> _EXERCISE AIM_
From the snowpack report below, copy word for word the part that opens with the words containing "The storm this" and closes with "OpenSnow’s Joel Gratz.".

Start of READING PASSAGE

Colorado’s snowpack statewide was at 53% of average as of Friday. Only Beaver Creek, Crested Butte, Powderhorn and the Aspen area mountains are at or near average snowpack for this time of year. Nearly every area that is open for skiing is offering 6% of its skiable terrain or less. The only exception is Eldora, which is reporting 15% of its terrain in operation.

The storm this weekend may help, according to the OpenSnow forecasting and reporting service, and it could deliver a foot or two to Purgatory and Wolf Creek, but elsewhere it may be only good for three to eight inches. Snow is expected to continue through Saturday afternoon, according to OpenSnow’s Joel Gratz.

“I think most locations should keep expectations on the low side with 3-6 inches as a reasonable average, though areas east of the divide, some spots in the west-central mountains, and many areas of the southern mountains will see the highest snow totals with snowflakes flying through sometime on Saturday,” Gratz wrote in Wednesday’s forecast. “This storm will not raise the statewide snowpack up to average, but it will deepen the base across the state, and parts of the southern mountains could rocket from nearly dry to a decent snowpack by the end of the storm.”

End of READING PASSAGE
Start of EXTRACTED MATERIAL

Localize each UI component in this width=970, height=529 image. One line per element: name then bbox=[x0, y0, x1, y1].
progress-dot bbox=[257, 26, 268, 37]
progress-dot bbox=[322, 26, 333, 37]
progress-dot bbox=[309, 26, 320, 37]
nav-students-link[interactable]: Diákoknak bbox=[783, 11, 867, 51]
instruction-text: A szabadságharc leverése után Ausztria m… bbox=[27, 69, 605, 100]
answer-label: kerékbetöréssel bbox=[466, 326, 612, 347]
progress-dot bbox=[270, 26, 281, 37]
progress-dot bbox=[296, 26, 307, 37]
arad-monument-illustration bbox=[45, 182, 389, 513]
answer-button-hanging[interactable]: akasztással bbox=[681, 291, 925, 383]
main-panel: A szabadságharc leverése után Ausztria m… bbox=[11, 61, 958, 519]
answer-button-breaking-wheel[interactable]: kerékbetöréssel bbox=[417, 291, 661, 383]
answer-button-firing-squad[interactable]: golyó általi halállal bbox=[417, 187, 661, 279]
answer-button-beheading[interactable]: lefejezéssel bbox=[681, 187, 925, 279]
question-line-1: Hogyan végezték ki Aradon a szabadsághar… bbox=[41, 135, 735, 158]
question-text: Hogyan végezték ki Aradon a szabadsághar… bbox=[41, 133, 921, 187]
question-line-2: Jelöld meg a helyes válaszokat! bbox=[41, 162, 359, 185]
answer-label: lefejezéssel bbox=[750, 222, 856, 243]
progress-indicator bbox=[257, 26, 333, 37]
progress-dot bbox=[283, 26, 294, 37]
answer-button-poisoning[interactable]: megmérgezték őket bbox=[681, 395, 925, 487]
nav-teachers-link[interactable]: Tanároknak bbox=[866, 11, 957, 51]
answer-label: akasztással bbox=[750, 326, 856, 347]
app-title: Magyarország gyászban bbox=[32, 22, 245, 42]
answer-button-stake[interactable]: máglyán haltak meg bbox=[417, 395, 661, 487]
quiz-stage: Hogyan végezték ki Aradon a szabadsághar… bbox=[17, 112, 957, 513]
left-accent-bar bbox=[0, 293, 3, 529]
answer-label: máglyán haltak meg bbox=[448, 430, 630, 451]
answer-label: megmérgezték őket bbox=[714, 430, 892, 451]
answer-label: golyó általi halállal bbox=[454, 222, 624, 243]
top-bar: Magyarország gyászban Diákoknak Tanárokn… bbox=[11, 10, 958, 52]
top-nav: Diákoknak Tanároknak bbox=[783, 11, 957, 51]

End of EXTRACTED MATERIAL

> _EXERCISE ANSWER_
The storm this weekend may help, according to the OpenSnow forecasting and reporting service, and it could deliver a foot or two to Purgatory and Wolf Creek, but elsewhere it may be only good for three to eight inches. Snow is expected to continue through Saturday afternoon, according to OpenSnow’s Joel Gratz.